* [What is asked]:
Reproduce the following records line for line, changing nothing.

Stored entries:
Start
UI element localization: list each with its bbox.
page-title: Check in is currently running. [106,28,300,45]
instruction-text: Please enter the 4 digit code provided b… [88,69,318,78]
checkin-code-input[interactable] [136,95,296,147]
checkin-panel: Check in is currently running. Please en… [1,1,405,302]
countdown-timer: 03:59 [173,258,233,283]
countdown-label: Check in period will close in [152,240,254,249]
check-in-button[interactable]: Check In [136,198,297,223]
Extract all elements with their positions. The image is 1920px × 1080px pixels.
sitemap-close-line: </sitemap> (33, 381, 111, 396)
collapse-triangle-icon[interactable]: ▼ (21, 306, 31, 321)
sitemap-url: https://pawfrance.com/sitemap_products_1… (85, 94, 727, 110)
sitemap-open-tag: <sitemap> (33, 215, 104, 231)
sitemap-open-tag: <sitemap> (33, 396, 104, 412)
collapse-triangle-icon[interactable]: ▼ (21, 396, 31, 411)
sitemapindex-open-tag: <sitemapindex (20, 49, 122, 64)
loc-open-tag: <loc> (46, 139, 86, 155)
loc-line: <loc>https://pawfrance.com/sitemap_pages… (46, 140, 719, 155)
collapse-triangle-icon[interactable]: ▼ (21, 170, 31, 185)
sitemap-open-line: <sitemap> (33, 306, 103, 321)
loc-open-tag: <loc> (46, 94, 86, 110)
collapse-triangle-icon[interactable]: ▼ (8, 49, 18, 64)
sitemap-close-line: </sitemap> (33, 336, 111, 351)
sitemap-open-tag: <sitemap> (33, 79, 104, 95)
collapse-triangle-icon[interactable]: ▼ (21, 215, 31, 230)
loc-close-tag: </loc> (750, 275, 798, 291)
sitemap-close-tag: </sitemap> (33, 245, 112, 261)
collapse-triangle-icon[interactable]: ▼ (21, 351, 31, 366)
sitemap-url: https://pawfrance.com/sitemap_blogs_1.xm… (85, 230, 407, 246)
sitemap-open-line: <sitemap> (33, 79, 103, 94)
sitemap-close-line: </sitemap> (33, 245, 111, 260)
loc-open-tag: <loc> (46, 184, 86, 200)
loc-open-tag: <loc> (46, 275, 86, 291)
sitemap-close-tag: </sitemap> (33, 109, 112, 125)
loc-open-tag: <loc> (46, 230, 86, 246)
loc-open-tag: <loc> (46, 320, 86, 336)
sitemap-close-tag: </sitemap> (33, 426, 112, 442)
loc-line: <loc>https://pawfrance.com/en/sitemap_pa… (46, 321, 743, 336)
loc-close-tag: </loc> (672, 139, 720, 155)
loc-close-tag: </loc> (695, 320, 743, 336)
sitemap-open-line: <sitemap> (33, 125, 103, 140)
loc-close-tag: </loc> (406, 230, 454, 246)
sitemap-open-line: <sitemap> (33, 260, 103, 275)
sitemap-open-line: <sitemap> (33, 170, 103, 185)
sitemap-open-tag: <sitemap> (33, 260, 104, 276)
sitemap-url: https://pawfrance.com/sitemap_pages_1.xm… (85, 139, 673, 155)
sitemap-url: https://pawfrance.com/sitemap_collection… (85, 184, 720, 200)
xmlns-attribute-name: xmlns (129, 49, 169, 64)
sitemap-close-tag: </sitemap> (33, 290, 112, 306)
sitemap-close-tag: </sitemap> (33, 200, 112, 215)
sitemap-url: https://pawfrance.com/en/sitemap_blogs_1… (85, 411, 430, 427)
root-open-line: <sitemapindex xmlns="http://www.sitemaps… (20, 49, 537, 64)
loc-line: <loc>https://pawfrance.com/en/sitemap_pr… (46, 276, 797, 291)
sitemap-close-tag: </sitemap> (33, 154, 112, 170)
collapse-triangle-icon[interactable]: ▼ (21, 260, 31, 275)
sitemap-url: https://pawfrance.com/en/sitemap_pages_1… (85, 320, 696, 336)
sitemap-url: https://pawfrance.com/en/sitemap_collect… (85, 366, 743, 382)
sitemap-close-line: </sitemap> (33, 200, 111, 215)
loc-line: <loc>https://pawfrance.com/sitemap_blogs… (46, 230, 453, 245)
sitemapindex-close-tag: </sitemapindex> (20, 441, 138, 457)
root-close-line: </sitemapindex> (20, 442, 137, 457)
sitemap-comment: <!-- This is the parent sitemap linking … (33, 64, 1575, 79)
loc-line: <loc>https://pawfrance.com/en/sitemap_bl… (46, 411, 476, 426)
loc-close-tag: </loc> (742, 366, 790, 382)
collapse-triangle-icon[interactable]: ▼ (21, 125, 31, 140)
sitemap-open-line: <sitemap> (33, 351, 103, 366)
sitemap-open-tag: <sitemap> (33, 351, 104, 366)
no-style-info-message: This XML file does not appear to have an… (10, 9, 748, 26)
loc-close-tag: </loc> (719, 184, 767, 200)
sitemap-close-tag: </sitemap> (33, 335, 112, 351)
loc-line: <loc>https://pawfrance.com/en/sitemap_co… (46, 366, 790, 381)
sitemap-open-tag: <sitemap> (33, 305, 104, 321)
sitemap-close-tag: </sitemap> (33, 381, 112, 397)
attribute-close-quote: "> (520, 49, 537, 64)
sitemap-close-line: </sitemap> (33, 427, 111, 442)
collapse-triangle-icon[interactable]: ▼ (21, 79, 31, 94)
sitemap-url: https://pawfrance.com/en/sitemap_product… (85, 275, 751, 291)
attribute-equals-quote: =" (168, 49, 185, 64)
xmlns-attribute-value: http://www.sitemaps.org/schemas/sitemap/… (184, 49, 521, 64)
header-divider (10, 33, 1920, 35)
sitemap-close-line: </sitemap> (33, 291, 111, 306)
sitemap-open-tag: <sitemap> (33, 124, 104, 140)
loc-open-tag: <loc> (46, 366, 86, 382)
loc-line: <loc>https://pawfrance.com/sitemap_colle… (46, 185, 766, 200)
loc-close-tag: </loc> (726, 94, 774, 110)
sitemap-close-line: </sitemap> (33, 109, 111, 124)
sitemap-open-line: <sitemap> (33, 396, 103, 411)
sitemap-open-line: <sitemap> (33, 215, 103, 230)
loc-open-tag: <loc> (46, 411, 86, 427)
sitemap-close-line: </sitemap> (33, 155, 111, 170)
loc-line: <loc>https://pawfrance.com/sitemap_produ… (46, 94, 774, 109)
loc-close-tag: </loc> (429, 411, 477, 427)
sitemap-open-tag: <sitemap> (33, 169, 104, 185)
End
* [Answer for the task]:
UI element localization: list each with its bbox.
page-title: Check in is currently running. [106,28,300,45]
instruction-text: Please enter the 4 digit code provided b… [88,69,318,78]
checkin-code-input[interactable] [136,95,296,147]
checkin-panel: Check in is currently running. Please en… [1,1,405,302]
countdown-timer: 03:59 [173,258,233,283]
countdown-label: Check in period will close in [152,240,254,249]
check-in-button[interactable]: Check In [136,198,297,223]
Extract all elements with their positions. The image is 1920px × 1080px pixels.
sitemap-close-line: </sitemap> (33, 381, 111, 396)
collapse-triangle-icon[interactable]: ▼ (21, 306, 31, 321)
sitemap-url: https://pawfrance.com/sitemap_products_1… (85, 94, 727, 110)
sitemap-open-tag: <sitemap> (33, 215, 104, 231)
sitemap-open-tag: <sitemap> (33, 396, 104, 412)
collapse-triangle-icon[interactable]: ▼ (21, 396, 31, 411)
sitemapindex-open-tag: <sitemapindex (20, 49, 122, 64)
loc-open-tag: <loc> (46, 139, 86, 155)
loc-line: <loc>https://pawfrance.com/sitemap_pages… (46, 140, 719, 155)
collapse-triangle-icon[interactable]: ▼ (21, 170, 31, 185)
sitemap-open-line: <sitemap> (33, 306, 103, 321)
loc-open-tag: <loc> (46, 94, 86, 110)
collapse-triangle-icon[interactable]: ▼ (8, 49, 18, 64)
sitemap-close-line: </sitemap> (33, 336, 111, 351)
sitemap-open-tag: <sitemap> (33, 79, 104, 95)
collapse-triangle-icon[interactable]: ▼ (21, 215, 31, 230)
loc-close-tag: </loc> (750, 275, 798, 291)
sitemap-close-tag: </sitemap> (33, 245, 112, 261)
collapse-triangle-icon[interactable]: ▼ (21, 351, 31, 366)
sitemap-url: https://pawfrance.com/sitemap_blogs_1.xm… (85, 230, 407, 246)
sitemap-open-line: <sitemap> (33, 79, 103, 94)
sitemap-close-line: </sitemap> (33, 245, 111, 260)
loc-open-tag: <loc> (46, 184, 86, 200)
loc-open-tag: <loc> (46, 275, 86, 291)
sitemap-close-tag: </sitemap> (33, 109, 112, 125)
loc-open-tag: <loc> (46, 230, 86, 246)
loc-open-tag: <loc> (46, 320, 86, 336)
sitemap-close-tag: </sitemap> (33, 426, 112, 442)
loc-line: <loc>https://pawfrance.com/en/sitemap_pa… (46, 321, 743, 336)
loc-close-tag: </loc> (672, 139, 720, 155)
loc-close-tag: </loc> (695, 320, 743, 336)
sitemap-open-line: <sitemap> (33, 125, 103, 140)
loc-close-tag: </loc> (406, 230, 454, 246)
sitemap-open-line: <sitemap> (33, 260, 103, 275)
sitemap-open-line: <sitemap> (33, 170, 103, 185)
sitemap-open-tag: <sitemap> (33, 260, 104, 276)
sitemap-url: https://pawfrance.com/sitemap_pages_1.xm… (85, 139, 673, 155)
sitemap-url: https://pawfrance.com/sitemap_collection… (85, 184, 720, 200)
xmlns-attribute-name: xmlns (129, 49, 169, 64)
sitemap-close-tag: </sitemap> (33, 290, 112, 306)
sitemap-close-tag: </sitemap> (33, 200, 112, 215)
sitemap-url: https://pawfrance.com/en/sitemap_blogs_1… (85, 411, 430, 427)
root-open-line: <sitemapindex xmlns="http://www.sitemaps… (20, 49, 537, 64)
loc-line: <loc>https://pawfrance.com/en/sitemap_pr… (46, 276, 797, 291)
sitemap-close-tag: </sitemap> (33, 154, 112, 170)
collapse-triangle-icon[interactable]: ▼ (21, 260, 31, 275)
sitemap-url: https://pawfrance.com/en/sitemap_pages_1… (85, 320, 696, 336)
sitemap-url: https://pawfrance.com/en/sitemap_collect… (85, 366, 743, 382)
sitemap-close-line: </sitemap> (33, 200, 111, 215)
loc-line: <loc>https://pawfrance.com/sitemap_blogs… (46, 230, 453, 245)
sitemapindex-close-tag: </sitemapindex> (20, 441, 138, 457)
root-close-line: </sitemapindex> (20, 442, 137, 457)
sitemap-comment: <!-- This is the parent sitemap linking … (33, 64, 1575, 79)
loc-line: <loc>https://pawfrance.com/en/sitemap_bl… (46, 411, 476, 426)
loc-close-tag: </loc> (742, 366, 790, 382)
collapse-triangle-icon[interactable]: ▼ (21, 125, 31, 140)
sitemap-open-line: <sitemap> (33, 351, 103, 366)
sitemap-open-tag: <sitemap> (33, 351, 104, 366)
no-style-info-message: This XML file does not appear to have an… (10, 9, 748, 26)
loc-close-tag: </loc> (719, 184, 767, 200)
sitemap-close-tag: </sitemap> (33, 335, 112, 351)
loc-line: <loc>https://pawfrance.com/en/sitemap_co… (46, 366, 790, 381)
sitemap-open-tag: <sitemap> (33, 305, 104, 321)
sitemap-close-tag: </sitemap> (33, 381, 112, 397)
attribute-close-quote: "> (520, 49, 537, 64)
sitemap-close-line: </sitemap> (33, 427, 111, 442)
collapse-triangle-icon[interactable]: ▼ (21, 79, 31, 94)
sitemap-url: https://pawfrance.com/en/sitemap_product… (85, 275, 751, 291)
attribute-equals-quote: =" (168, 49, 185, 64)
xmlns-attribute-value: http://www.sitemaps.org/schemas/sitemap/… (184, 49, 521, 64)
header-divider (10, 33, 1920, 35)
sitemap-close-line: </sitemap> (33, 291, 111, 306)
sitemap-open-tag: <sitemap> (33, 124, 104, 140)
loc-open-tag: <loc> (46, 366, 86, 382)
loc-line: <loc>https://pawfrance.com/sitemap_colle… (46, 185, 766, 200)
loc-close-tag: </loc> (726, 94, 774, 110)
sitemap-close-line: </sitemap> (33, 109, 111, 124)
sitemap-open-line: <sitemap> (33, 396, 103, 411)
sitemap-open-line: <sitemap> (33, 215, 103, 230)
loc-open-tag: <loc> (46, 411, 86, 427)
sitemap-close-line: </sitemap> (33, 155, 111, 170)
loc-line: <loc>https://pawfrance.com/sitemap_produ… (46, 94, 774, 109)
loc-close-tag: </loc> (429, 411, 477, 427)
sitemap-open-tag: <sitemap> (33, 169, 104, 185)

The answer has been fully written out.